Start Supplied material
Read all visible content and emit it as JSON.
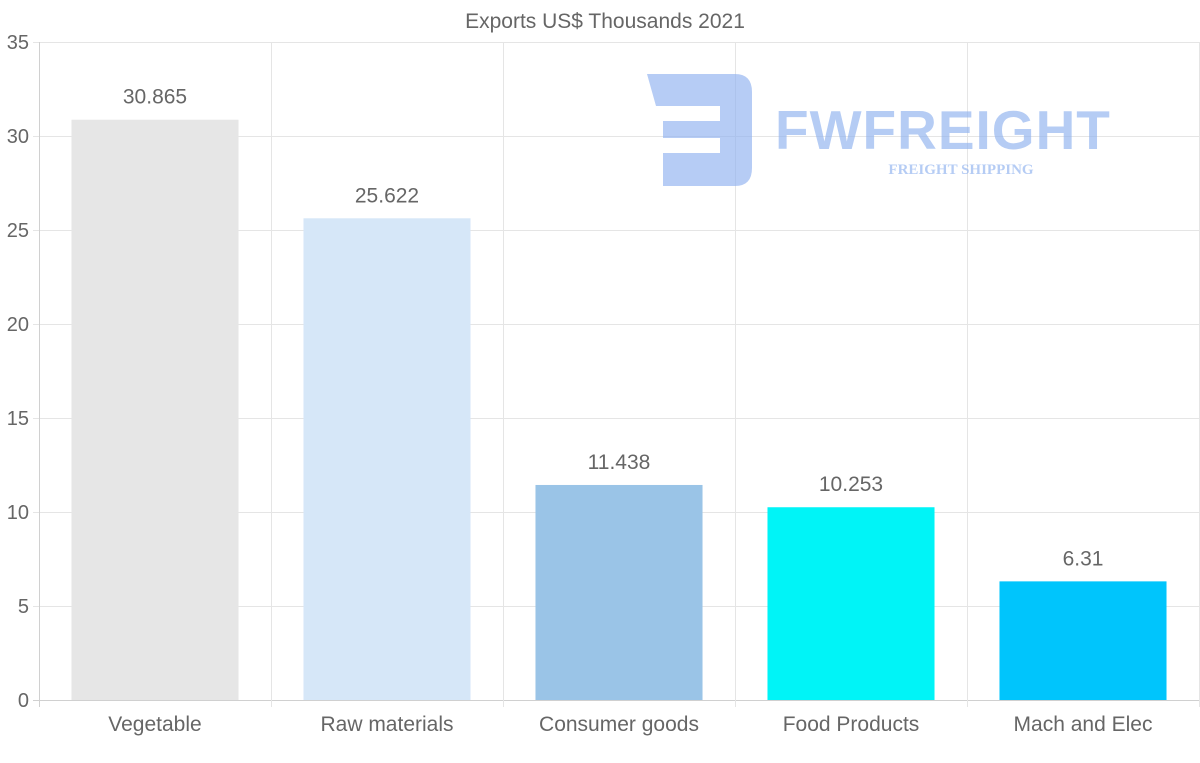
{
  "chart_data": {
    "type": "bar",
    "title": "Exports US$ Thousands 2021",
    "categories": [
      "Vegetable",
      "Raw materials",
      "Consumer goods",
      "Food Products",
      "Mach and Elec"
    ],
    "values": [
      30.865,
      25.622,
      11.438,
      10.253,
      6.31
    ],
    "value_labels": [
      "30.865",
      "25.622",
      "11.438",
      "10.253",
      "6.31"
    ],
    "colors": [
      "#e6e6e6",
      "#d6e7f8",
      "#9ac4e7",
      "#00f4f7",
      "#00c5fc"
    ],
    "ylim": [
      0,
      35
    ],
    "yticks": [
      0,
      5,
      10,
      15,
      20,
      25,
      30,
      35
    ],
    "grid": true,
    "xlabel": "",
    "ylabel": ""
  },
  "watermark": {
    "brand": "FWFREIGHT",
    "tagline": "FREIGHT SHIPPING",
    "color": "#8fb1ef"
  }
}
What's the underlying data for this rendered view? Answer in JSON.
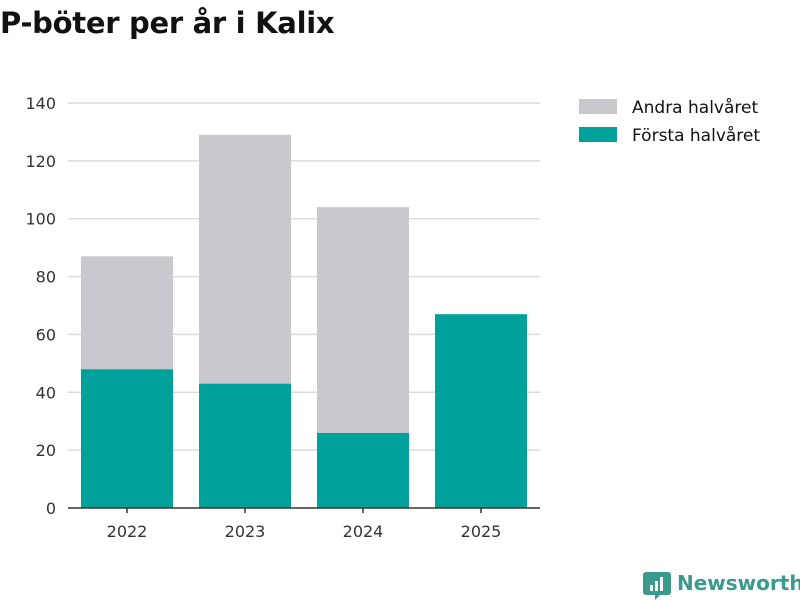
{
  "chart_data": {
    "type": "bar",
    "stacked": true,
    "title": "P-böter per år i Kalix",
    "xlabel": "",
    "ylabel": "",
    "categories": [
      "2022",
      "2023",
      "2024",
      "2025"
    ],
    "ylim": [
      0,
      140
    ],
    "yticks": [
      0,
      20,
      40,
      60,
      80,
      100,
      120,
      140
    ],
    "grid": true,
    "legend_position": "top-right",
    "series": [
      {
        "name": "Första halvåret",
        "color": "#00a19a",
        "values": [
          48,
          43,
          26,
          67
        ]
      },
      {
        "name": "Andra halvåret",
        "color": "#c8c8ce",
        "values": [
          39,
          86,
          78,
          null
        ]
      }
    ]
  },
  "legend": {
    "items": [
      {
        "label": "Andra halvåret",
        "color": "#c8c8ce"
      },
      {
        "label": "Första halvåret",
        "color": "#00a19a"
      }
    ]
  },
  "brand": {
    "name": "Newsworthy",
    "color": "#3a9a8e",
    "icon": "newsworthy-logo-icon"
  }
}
End Supplied material
Given exercise: Out of the preceding entries, pull every line containing the string "JSON".

Exercise output:
Read all visible content and emit it as JSON.
What's the underlying data for this rendered view? Answer in JSON.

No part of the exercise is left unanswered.